**Given exercise:**
Identify every line in the records below that contains the word "text", and copy each of those lines.
──────── Data in this exercise ────────
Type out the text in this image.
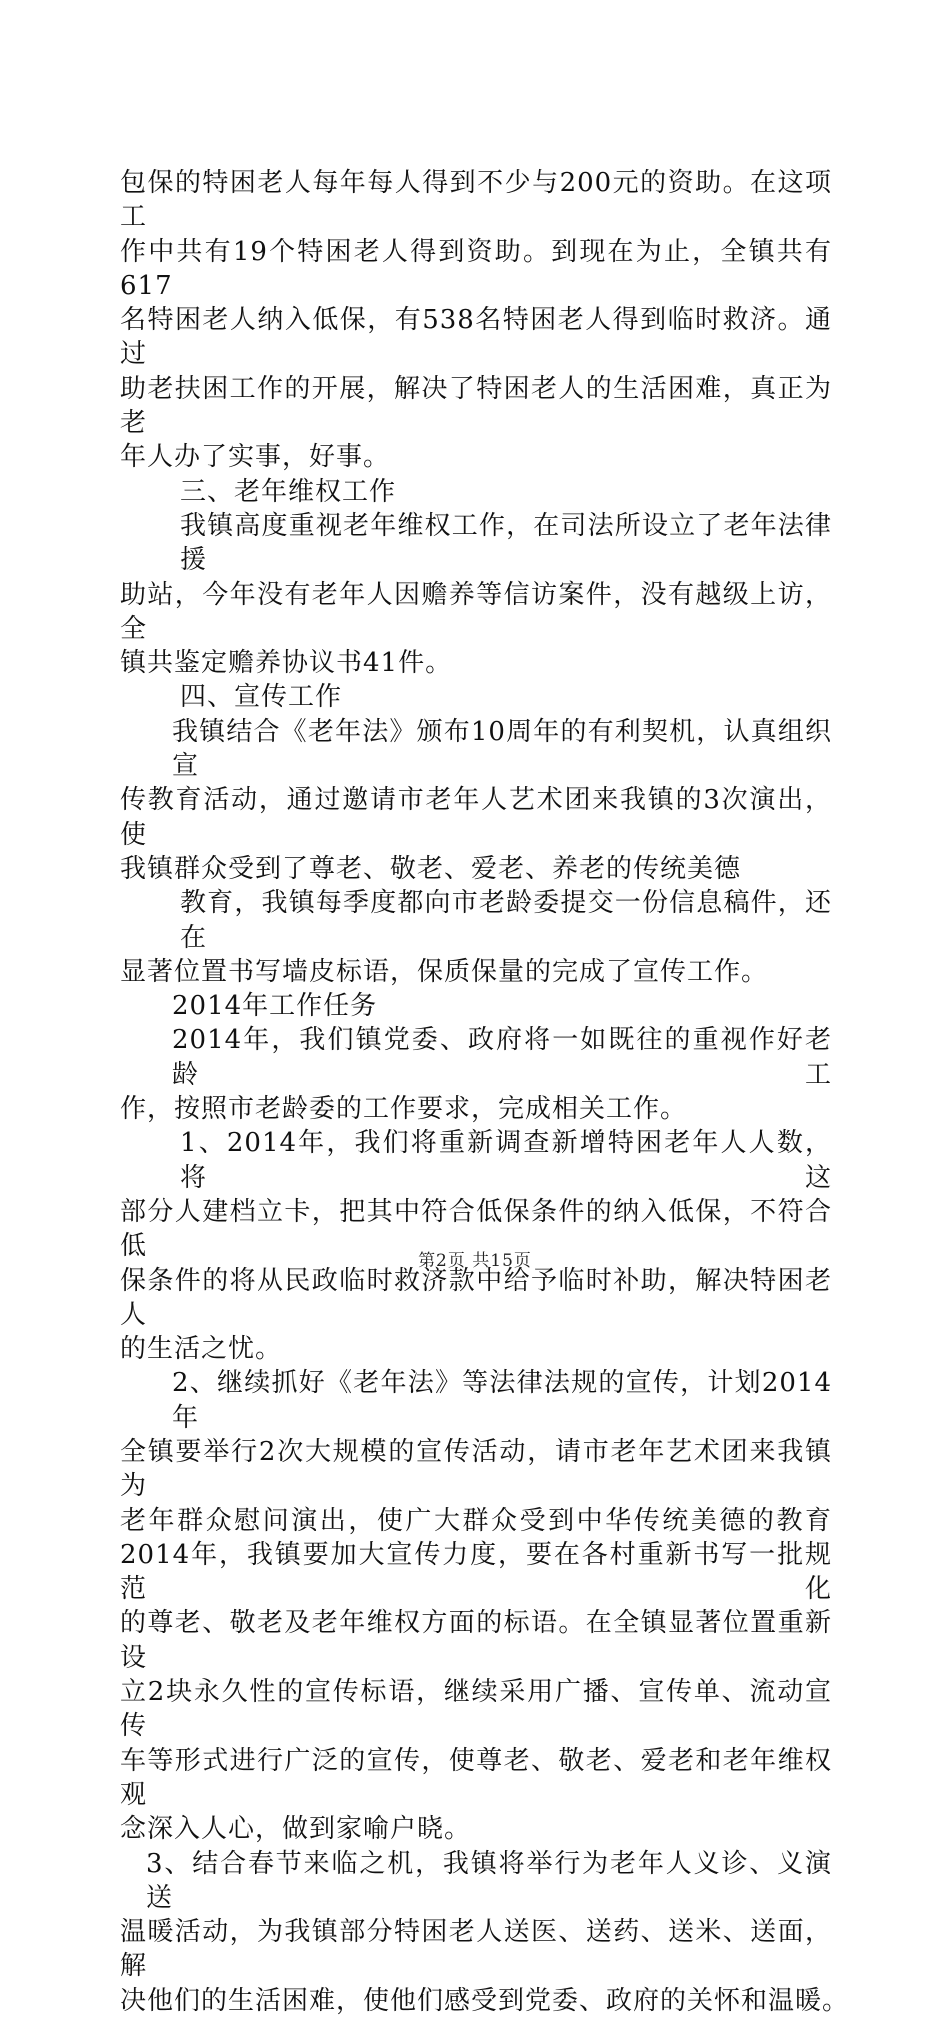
包保的特困老人每年每人得到不少与200元的资助。在这项工
作中共有19个特困老人得到资助。到现在为止，全镇共有617
名特困老人纳入低保，有538名特困老人得到临时救济。通过
助老扶困工作的开展，解决了特困老人的生活困难，真正为老
年人办了实事，好事。
三、老年维权工作
我镇高度重视老年维权工作，在司法所设立了老年法律援
助站，今年没有老年人因赡养等信访案件，没有越级上访，全
镇共鉴定赡养协议书41件。
四、宣传工作
我镇结合《老年法》颁布10周年的有利契机，认真组织宣
传教育活动，通过邀请市老年人艺术团来我镇的3次演出，使
我镇群众受到了尊老、敬老、爱老、养老的传统美德
教育，我镇每季度都向市老龄委提交一份信息稿件，还在
显著位置书写墙皮标语，保质保量的完成了宣传工作。
2014年工作任务
2014年，我们镇党委、政府将一如既往的重视作好老龄工
作，按照市老龄委的工作要求，完成相关工作。
1、2014年，我们将重新调查新增特困老年人人数，将这
部分人建档立卡，把其中符合低保条件的纳入低保，不符合低
保条件的将从民政临时救济款中给予临时补助，解决特困老人
的生活之忧。
2、继续抓好《老年法》等法律法规的宣传，计划2014年
全镇要举行2次大规模的宣传活动，请市老年艺术团来我镇为
老年群众慰问演出，使广大群众受到中华传统美德的教育
2014年，我镇要加大宣传力度，要在各村重新书写一批规范化
的尊老、敬老及老年维权方面的标语。在全镇显著位置重新设
立2块永久性的宣传标语，继续采用广播、宣传单、流动宣传
车等形式进行广泛的宣传，使尊老、敬老、爱老和老年维权观
念深入人心，做到家喻户晓。
3、结合春节来临之机，我镇将举行为老年人义诊、义演送
温暖活动，为我镇部分特困老人送医、送药、送米、送面，解
决他们的生活困难，使他们感受到党委、政府的关怀和温暖。
第2页 共15页
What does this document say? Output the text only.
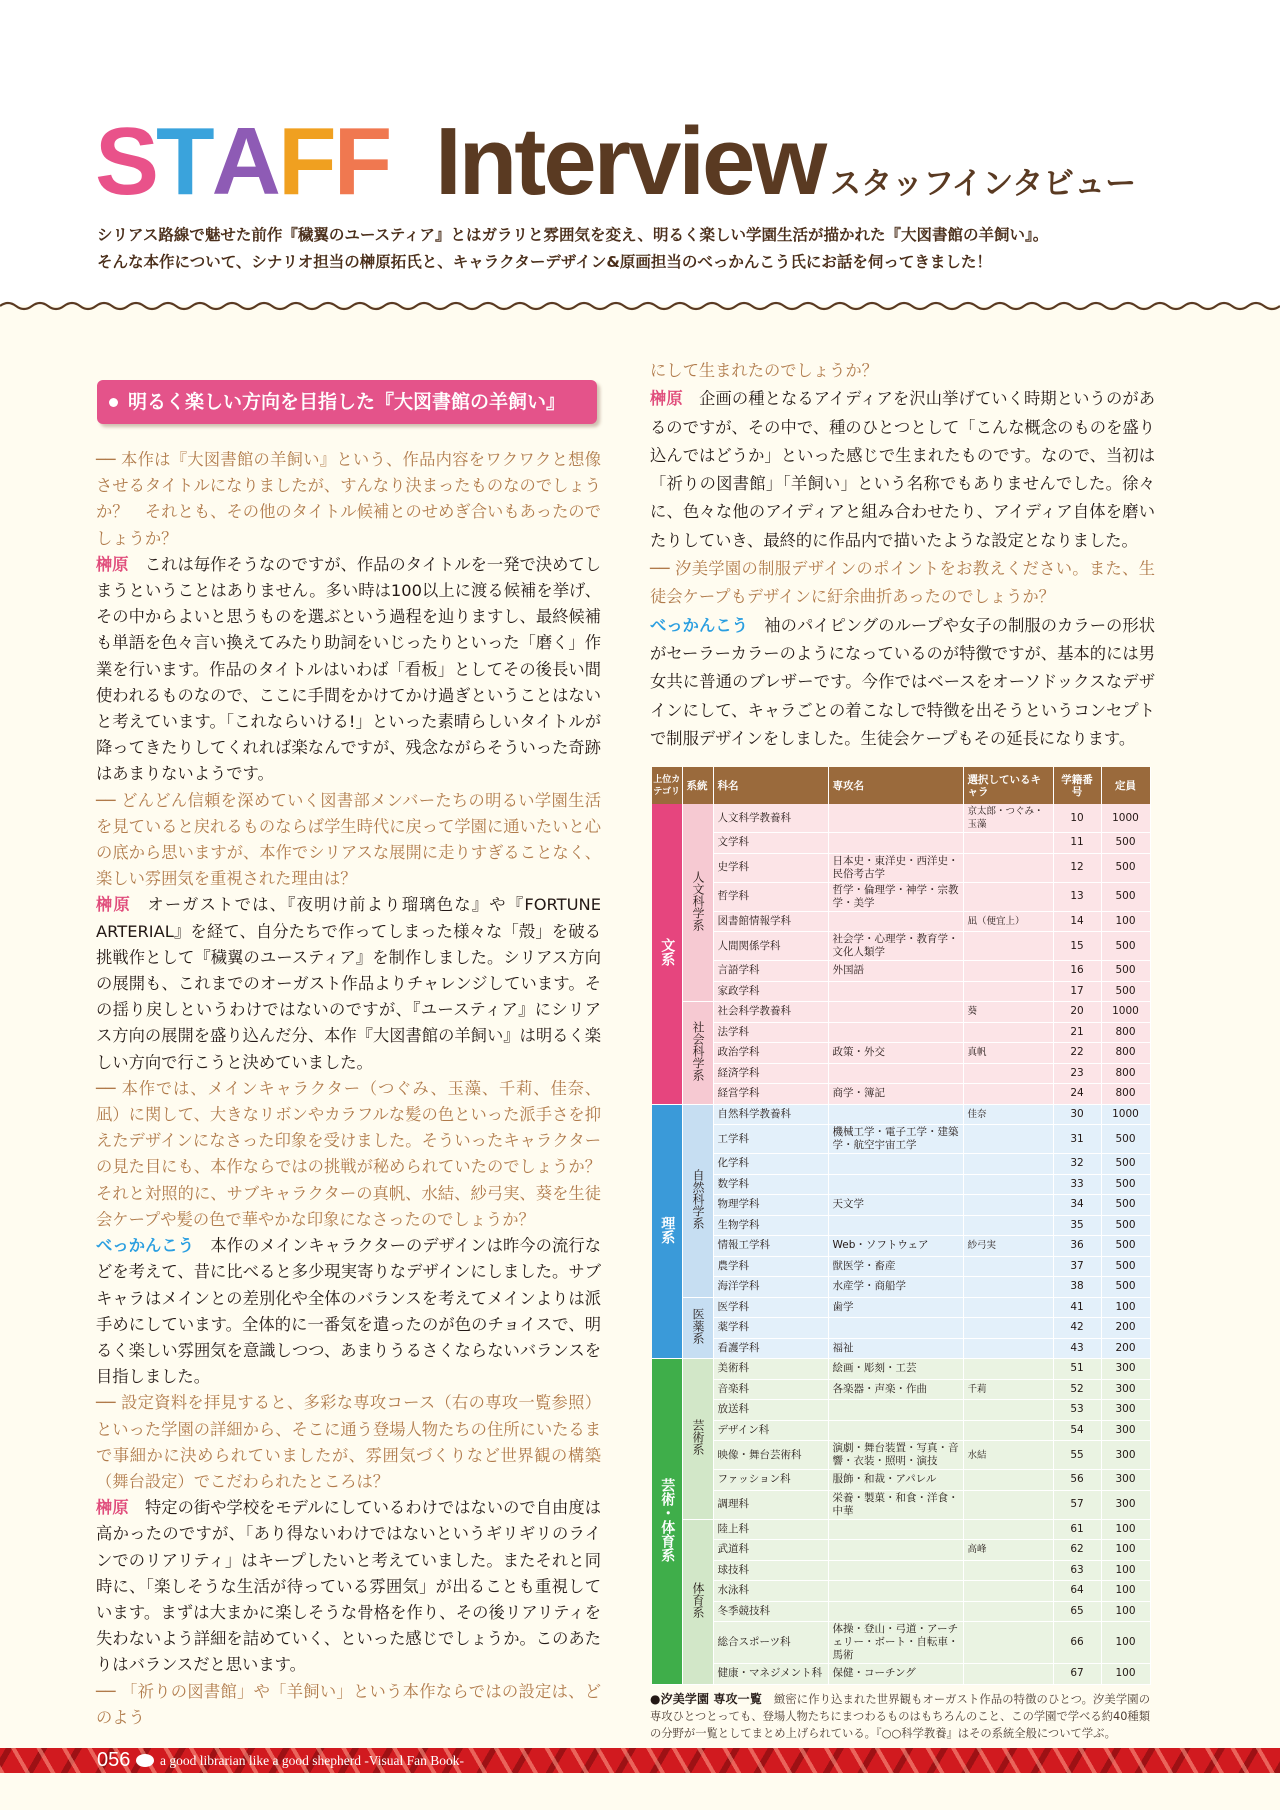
STAFF Interview スタッフインタビュー
シリアス路線で魅せた前作『穢翼のユースティア』とはガラリと雰囲気を変え、明るく楽しい学園生活が描かれた『大図書館の羊飼い』。
そんな本作について、シナリオ担当の榊原拓氏と、キャラクターデザイン&原画担当のべっかんこう氏にお話を伺ってきました！
明るく楽しい方向を目指した『大図書館の羊飼い』

── 本作は『大図書館の羊飼い』という、作品内容をワクワクと想像させるタイトルになりましたが、すんなり決まったものなのでしょうか？　それとも、その他のタイトル候補とのせめぎ合いもあったのでしょうか？

榊原 これは毎作そうなのですが、作品のタイトルを一発で決めてしまうということはありません。多い時は100以上に渡る候補を挙げ、その中からよいと思うものを選ぶという過程を辿りますし、最終候補も単語を色々言い換えてみたり助詞をいじったりといった「磨く」作業を行います。作品のタイトルはいわば「看板」としてその後長い間使われるものなので、ここに手間をかけてかけ過ぎということはないと考えています。「これならいける!」といった素晴らしいタイトルが降ってきたりしてくれれば楽なんですが、残念ながらそういった奇跡はあまりないようです。

── どんどん信頼を深めていく図書部メンバーたちの明るい学園生活を見ていると戻れるものならば学生時代に戻って学園に通いたいと心の底から思いますが、本作でシリアスな展開に走りすぎることなく、楽しい雰囲気を重視された理由は？

榊原 オーガストでは、『夜明け前より瑠璃色な』や『FORTUNE ARTERIAL』を経て、自分たちで作ってしまった様々な「殻」を破る挑戦作として『穢翼のユースティア』を制作しました。シリアス方向の展開も、これまでのオーガスト作品よりチャレンジしています。その揺り戻しというわけではないのですが、『ユースティア』にシリアス方向の展開を盛り込んだ分、本作『大図書館の羊飼い』は明るく楽しい方向で行こうと決めていました。

── 本作では、メインキャラクター（つぐみ、玉藻、千莉、佳奈、凪）に関して、大きなリボンやカラフルな髪の色といった派手さを抑えたデザインになさった印象を受けました。そういったキャラクターの見た目にも、本作ならではの挑戦が秘められていたのでしょうか？　それと対照的に、サブキャラクターの真帆、水結、紗弓実、葵を生徒会ケープや髪の色で華やかな印象になさったのでしょうか？

べっかんこう 本作のメインキャラクターのデザインは昨今の流行などを考えて、昔に比べると多少現実寄りなデザインにしました。サブキャラはメインとの差別化や全体のバランスを考えてメインよりは派手めにしています。全体的に一番気を遣ったのが色のチョイスで、明るく楽しい雰囲気を意識しつつ、あまりうるさくならないバランスを目指しました。

── 設定資料を拝見すると、多彩な専攻コース（右の専攻一覧参照）といった学園の詳細から、そこに通う登場人物たちの住所にいたるまで事細かに決められていましたが、雰囲気づくりなど世界観の構築（舞台設定）でこだわられたところは？

榊原 特定の街や学校をモデルにしているわけではないので自由度は高かったのですが、「あり得ないわけではないというギリギリのラインでのリアリティ」はキープしたいと考えていました。またそれと同時に、「楽しそうな生活が待っている雰囲気」が出ることも重視しています。まずは大まかに楽しそうな骨格を作り、その後リアリティを失わないよう詳細を詰めていく、といった感じでしょうか。このあたりはバランスだと思います。

── 「祈りの図書館」や「羊飼い」という本作ならではの設定は、どのよう

にして生まれたのでしょうか？

榊原 企画の種となるアイディアを沢山挙げていく時期というのがあるのですが、その中で、種のひとつとして「こんな概念のものを盛り込んではどうか」といった感じで生まれたものです。なので、当初は「祈りの図書館」「羊飼い」という名称でもありませんでした。徐々に、色々な他のアイディアと組み合わせたり、アイディア自体を磨いたりしていき、最終的に作品内で描いたような設定となりました。

── 汐美学園の制服デザインのポイントをお教えください。また、生徒会ケープもデザインに紆余曲折あったのでしょうか？

べっかんこう 袖のパイピングのループや女子の制服のカラーの形状がセーラーカラーのようになっているのが特徴ですが、基本的には男女共に普通のブレザーです。今作ではベースをオーソドックスなデザインにして、キャラごとの着こなしで特徴を出そうというコンセプトで制服デザインをしました。生徒会ケープもその延長になります。

上位カテゴリ	系統	科名	専攻名	選択しているキャラ	学籍番号	定員
文系	人文科学系	人文科学教養科		京太郎・つぐみ・玉藻	10	1000
		文学科			11	500
		史学科	日本史・東洋史・西洋史・民俗考古学		12	500
		哲学科	哲学・倫理学・神学・宗教学・美学		13	500
		図書館情報学科		凪（便宜上）	14	100
		人間関係学科	社会学・心理学・教育学・文化人類学		15	500
		言語学科	外国語		16	500
		家政学科			17	500
	社会科学系	社会科学教養科		葵	20	1000
		法学科			21	800
		政治学科	政策・外交	真帆	22	800
		経済学科			23	800
		経営学科	商学・簿記		24	800
理系	自然科学系	自然科学教養科		佳奈	30	1000
		工学科	機械工学・電子工学・建築学・航空宇宙工学		31	500
		化学科			32	500
		数学科			33	500
		物理学科	天文学		34	500
		生物学科			35	500
		情報工学科	Web・ソフトウェア	紗弓実	36	500
		農学科	獣医学・畜産		37	500
		海洋学科	水産学・商船学		38	500
	医薬系	医学科	歯学		41	100
		薬学科			42	200
		看護学科	福祉		43	200
芸術・体育系	芸術系	美術科	絵画・彫刻・工芸		51	300
		音楽科	各楽器・声楽・作曲	千莉	52	300
		放送科			53	300
		デザイン科			54	300
		映像・舞台芸術科	演劇・舞台装置・写真・音響・衣装・照明・演技	水結	55	300
		ファッション科	服飾・和裁・アパレル		56	300
		調理科	栄養・製菓・和食・洋食・中華		57	300
	体育系	陸上科			61	100
		武道科		高峰	62	100
		球技科			63	100
		水泳科			64	100
		冬季競技科			65	100
		総合スポーツ科	体操・登山・弓道・アーチェリー・ボート・自転車・馬術		66	100
		健康・マネジメント科	保健・コーチング		67	100
●汐美学園 専攻一覧 緻密に作り込まれた世界観もオーガスト作品の特徴のひとつ。汐美学園の専攻ひとつとっても、登場人物たちにまつわるものはもちろんのこと、この学園で学べる約40種類の分野が一覧としてまとめ上げられている。『○○科学教養』はその系統全般について学ぶ。
056 a good librarian like a good shepherd -Visual Fan Book-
────────
**Solution to this exercise:**
Type out the text in this image.
What does this document say? Output the text only.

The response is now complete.